[Collection entries]

## start

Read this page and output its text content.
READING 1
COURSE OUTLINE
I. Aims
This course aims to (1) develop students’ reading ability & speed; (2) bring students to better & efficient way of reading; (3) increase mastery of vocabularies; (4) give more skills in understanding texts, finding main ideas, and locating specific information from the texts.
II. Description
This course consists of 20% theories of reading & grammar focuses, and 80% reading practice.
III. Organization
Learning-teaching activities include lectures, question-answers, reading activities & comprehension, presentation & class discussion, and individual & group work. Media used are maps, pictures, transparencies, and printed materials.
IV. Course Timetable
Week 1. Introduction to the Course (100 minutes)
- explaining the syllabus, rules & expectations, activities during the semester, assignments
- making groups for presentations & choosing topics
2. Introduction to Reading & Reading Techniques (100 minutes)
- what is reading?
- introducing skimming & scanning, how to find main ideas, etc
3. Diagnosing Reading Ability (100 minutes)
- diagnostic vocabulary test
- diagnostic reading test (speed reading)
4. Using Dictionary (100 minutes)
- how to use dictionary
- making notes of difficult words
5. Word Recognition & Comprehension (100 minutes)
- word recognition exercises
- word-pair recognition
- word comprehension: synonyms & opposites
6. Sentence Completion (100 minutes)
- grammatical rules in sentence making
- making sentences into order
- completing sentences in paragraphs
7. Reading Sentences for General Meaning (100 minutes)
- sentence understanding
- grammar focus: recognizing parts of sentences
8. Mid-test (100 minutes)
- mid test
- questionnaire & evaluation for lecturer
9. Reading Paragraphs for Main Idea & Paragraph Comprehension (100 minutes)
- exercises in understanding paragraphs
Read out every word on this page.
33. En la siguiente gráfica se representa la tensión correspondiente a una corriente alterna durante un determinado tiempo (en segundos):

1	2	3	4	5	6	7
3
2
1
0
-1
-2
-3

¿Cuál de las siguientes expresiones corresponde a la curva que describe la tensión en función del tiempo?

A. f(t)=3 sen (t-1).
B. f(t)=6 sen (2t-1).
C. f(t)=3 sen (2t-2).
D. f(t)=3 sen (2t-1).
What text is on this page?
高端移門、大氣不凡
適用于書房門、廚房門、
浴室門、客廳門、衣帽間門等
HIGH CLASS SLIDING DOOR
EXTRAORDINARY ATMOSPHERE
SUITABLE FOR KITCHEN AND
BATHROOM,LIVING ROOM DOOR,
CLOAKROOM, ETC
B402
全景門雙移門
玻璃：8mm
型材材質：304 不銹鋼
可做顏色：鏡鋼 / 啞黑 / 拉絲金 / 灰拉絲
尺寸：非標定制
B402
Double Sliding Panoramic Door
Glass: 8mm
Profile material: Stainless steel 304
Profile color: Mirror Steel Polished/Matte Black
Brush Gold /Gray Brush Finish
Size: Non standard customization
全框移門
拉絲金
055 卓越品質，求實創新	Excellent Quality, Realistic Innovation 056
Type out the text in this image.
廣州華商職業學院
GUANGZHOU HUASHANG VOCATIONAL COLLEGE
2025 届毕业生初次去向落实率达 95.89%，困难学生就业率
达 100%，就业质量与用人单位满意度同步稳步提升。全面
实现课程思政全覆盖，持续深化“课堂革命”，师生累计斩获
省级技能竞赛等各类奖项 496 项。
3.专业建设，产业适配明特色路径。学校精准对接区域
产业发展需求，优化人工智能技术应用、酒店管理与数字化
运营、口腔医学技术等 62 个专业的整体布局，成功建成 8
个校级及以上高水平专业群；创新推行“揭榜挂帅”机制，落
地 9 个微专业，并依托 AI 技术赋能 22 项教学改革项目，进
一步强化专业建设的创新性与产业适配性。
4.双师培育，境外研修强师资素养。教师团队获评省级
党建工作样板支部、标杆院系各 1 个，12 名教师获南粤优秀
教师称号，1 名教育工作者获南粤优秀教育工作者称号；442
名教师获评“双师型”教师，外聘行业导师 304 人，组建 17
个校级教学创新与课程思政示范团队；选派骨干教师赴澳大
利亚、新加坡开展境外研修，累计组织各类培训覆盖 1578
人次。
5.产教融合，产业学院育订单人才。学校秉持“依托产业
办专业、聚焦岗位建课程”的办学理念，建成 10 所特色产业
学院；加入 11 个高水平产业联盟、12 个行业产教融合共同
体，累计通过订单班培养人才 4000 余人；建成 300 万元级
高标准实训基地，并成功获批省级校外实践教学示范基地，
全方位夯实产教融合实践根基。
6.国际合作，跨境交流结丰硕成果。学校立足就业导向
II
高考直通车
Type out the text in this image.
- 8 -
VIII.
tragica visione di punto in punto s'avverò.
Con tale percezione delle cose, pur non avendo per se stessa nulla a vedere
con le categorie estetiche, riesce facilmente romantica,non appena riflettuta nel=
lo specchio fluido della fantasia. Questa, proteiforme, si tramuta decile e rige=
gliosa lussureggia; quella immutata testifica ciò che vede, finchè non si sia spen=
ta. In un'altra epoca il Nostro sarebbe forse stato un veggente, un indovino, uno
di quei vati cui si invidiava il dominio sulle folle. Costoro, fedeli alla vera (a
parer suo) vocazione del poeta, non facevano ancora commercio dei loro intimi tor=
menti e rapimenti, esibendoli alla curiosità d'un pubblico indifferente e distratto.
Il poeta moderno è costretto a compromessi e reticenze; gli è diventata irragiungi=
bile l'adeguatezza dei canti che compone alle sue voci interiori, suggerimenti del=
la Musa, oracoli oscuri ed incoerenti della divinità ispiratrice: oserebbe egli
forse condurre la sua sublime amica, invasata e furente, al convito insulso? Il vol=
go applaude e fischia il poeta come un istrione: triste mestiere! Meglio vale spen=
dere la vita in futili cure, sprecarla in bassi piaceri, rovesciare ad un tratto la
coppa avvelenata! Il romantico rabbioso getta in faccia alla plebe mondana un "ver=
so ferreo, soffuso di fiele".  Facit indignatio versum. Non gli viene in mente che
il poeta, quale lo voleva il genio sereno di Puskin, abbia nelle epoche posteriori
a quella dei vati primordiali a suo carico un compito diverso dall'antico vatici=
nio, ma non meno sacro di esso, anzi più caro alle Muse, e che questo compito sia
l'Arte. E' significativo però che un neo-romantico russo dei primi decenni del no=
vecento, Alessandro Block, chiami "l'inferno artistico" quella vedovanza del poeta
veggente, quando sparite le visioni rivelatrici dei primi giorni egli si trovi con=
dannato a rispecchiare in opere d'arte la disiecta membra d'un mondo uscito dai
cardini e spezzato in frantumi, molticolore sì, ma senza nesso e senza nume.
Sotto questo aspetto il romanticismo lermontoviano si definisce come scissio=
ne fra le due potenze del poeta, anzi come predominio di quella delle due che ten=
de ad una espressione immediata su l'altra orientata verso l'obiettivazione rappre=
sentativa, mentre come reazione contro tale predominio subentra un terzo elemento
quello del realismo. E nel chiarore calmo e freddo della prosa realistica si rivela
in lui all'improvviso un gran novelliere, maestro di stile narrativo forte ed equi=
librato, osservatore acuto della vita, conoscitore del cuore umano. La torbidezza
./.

## end

» **THE EXERCISE**: Print every line of the records exactly. Omit nothing.

» **WRITTEN SOLUTION**:
Read this page and output its text content.
READING 1
COURSE OUTLINE
I. Aims
This course aims to (1) develop students’ reading ability & speed; (2) bring students to better & efficient way of reading; (3) increase mastery of vocabularies; (4) give more skills in understanding texts, finding main ideas, and locating specific information from the texts.
II. Description
This course consists of 20% theories of reading & grammar focuses, and 80% reading practice.
III. Organization
Learning-teaching activities include lectures, question-answers, reading activities & comprehension, presentation & class discussion, and individual & group work. Media used are maps, pictures, transparencies, and printed materials.
IV. Course Timetable
Week 1. Introduction to the Course (100 minutes)
- explaining the syllabus, rules & expectations, activities during the semester, assignments
- making groups for presentations & choosing topics
2. Introduction to Reading & Reading Techniques (100 minutes)
- what is reading?
- introducing skimming & scanning, how to find main ideas, etc
3. Diagnosing Reading Ability (100 minutes)
- diagnostic vocabulary test
- diagnostic reading test (speed reading)
4. Using Dictionary (100 minutes)
- how to use dictionary
- making notes of difficult words
5. Word Recognition & Comprehension (100 minutes)
- word recognition exercises
- word-pair recognition
- word comprehension: synonyms & opposites
6. Sentence Completion (100 minutes)
- grammatical rules in sentence making
- making sentences into order
- completing sentences in paragraphs
7. Reading Sentences for General Meaning (100 minutes)
- sentence understanding
- grammar focus: recognizing parts of sentences
8. Mid-test (100 minutes)
- mid test
- questionnaire & evaluation for lecturer
9. Reading Paragraphs for Main Idea & Paragraph Comprehension (100 minutes)
- exercises in understanding paragraphs
Read out every word on this page.
33. En la siguiente gráfica se representa la tensión correspondiente a una corriente alterna durante un determinado tiempo (en segundos):

1	2	3	4	5	6	7
3
2
1
0
-1
-2
-3

¿Cuál de las siguientes expresiones corresponde a la curva que describe la tensión en función del tiempo?

A. f(t)=3 sen (t-1).
B. f(t)=6 sen (2t-1).
C. f(t)=3 sen (2t-2).
D. f(t)=3 sen (2t-1).
What text is on this page?
高端移門、大氣不凡
適用于書房門、廚房門、
浴室門、客廳門、衣帽間門等
HIGH CLASS SLIDING DOOR
EXTRAORDINARY ATMOSPHERE
SUITABLE FOR KITCHEN AND
BATHROOM,LIVING ROOM DOOR,
CLOAKROOM, ETC
B402
全景門雙移門
玻璃：8mm
型材材質：304 不銹鋼
可做顏色：鏡鋼 / 啞黑 / 拉絲金 / 灰拉絲
尺寸：非標定制
B402
Double Sliding Panoramic Door
Glass: 8mm
Profile material: Stainless steel 304
Profile color: Mirror Steel Polished/Matte Black
Brush Gold /Gray Brush Finish
Size: Non standard customization
全框移門
拉絲金
055 卓越品質，求實創新	Excellent Quality, Realistic Innovation 056
Type out the text in this image.
廣州華商職業學院
GUANGZHOU HUASHANG VOCATIONAL COLLEGE
2025 届毕业生初次去向落实率达 95.89%，困难学生就业率
达 100%，就业质量与用人单位满意度同步稳步提升。全面
实现课程思政全覆盖，持续深化“课堂革命”，师生累计斩获
省级技能竞赛等各类奖项 496 项。
3.专业建设，产业适配明特色路径。学校精准对接区域
产业发展需求，优化人工智能技术应用、酒店管理与数字化
运营、口腔医学技术等 62 个专业的整体布局，成功建成 8
个校级及以上高水平专业群；创新推行“揭榜挂帅”机制，落
地 9 个微专业，并依托 AI 技术赋能 22 项教学改革项目，进
一步强化专业建设的创新性与产业适配性。
4.双师培育，境外研修强师资素养。教师团队获评省级
党建工作样板支部、标杆院系各 1 个，12 名教师获南粤优秀
教师称号，1 名教育工作者获南粤优秀教育工作者称号；442
名教师获评“双师型”教师，外聘行业导师 304 人，组建 17
个校级教学创新与课程思政示范团队；选派骨干教师赴澳大
利亚、新加坡开展境外研修，累计组织各类培训覆盖 1578
人次。
5.产教融合，产业学院育订单人才。学校秉持“依托产业
办专业、聚焦岗位建课程”的办学理念，建成 10 所特色产业
学院；加入 11 个高水平产业联盟、12 个行业产教融合共同
体，累计通过订单班培养人才 4000 余人；建成 300 万元级
高标准实训基地，并成功获批省级校外实践教学示范基地，
全方位夯实产教融合实践根基。
6.国际合作，跨境交流结丰硕成果。学校立足就业导向
II
高考直通车
Type out the text in this image.
- 8 -
VIII.
tragica visione di punto in punto s'avverò.
Con tale percezione delle cose, pur non avendo per se stessa nulla a vedere
con le categorie estetiche, riesce facilmente romantica,non appena riflettuta nel=
lo specchio fluido della fantasia. Questa, proteiforme, si tramuta decile e rige=
gliosa lussureggia; quella immutata testifica ciò che vede, finchè non si sia spen=
ta. In un'altra epoca il Nostro sarebbe forse stato un veggente, un indovino, uno
di quei vati cui si invidiava il dominio sulle folle. Costoro, fedeli alla vera (a
parer suo) vocazione del poeta, non facevano ancora commercio dei loro intimi tor=
menti e rapimenti, esibendoli alla curiosità d'un pubblico indifferente e distratto.
Il poeta moderno è costretto a compromessi e reticenze; gli è diventata irragiungi=
bile l'adeguatezza dei canti che compone alle sue voci interiori, suggerimenti del=
la Musa, oracoli oscuri ed incoerenti della divinità ispiratrice: oserebbe egli
forse condurre la sua sublime amica, invasata e furente, al convito insulso? Il vol=
go applaude e fischia il poeta come un istrione: triste mestiere! Meglio vale spen=
dere la vita in futili cure, sprecarla in bassi piaceri, rovesciare ad un tratto la
coppa avvelenata! Il romantico rabbioso getta in faccia alla plebe mondana un "ver=
so ferreo, soffuso di fiele".  Facit indignatio versum. Non gli viene in mente che
il poeta, quale lo voleva il genio sereno di Puskin, abbia nelle epoche posteriori
a quella dei vati primordiali a suo carico un compito diverso dall'antico vatici=
nio, ma non meno sacro di esso, anzi più caro alle Muse, e che questo compito sia
l'Arte. E' significativo però che un neo-romantico russo dei primi decenni del no=
vecento, Alessandro Block, chiami "l'inferno artistico" quella vedovanza del poeta
veggente, quando sparite le visioni rivelatrici dei primi giorni egli si trovi con=
dannato a rispecchiare in opere d'arte la disiecta membra d'un mondo uscito dai
cardini e spezzato in frantumi, molticolore sì, ma senza nesso e senza nume.
Sotto questo aspetto il romanticismo lermontoviano si definisce come scissio=
ne fra le due potenze del poeta, anzi come predominio di quella delle due che ten=
de ad una espressione immediata su l'altra orientata verso l'obiettivazione rappre=
sentativa, mentre come reazione contro tale predominio subentra un terzo elemento
quello del realismo. E nel chiarore calmo e freddo della prosa realistica si rivela
in lui all'improvviso un gran novelliere, maestro di stile narrativo forte ed equi=
librato, osservatore acuto della vita, conoscitore del cuore umano. La torbidezza
./.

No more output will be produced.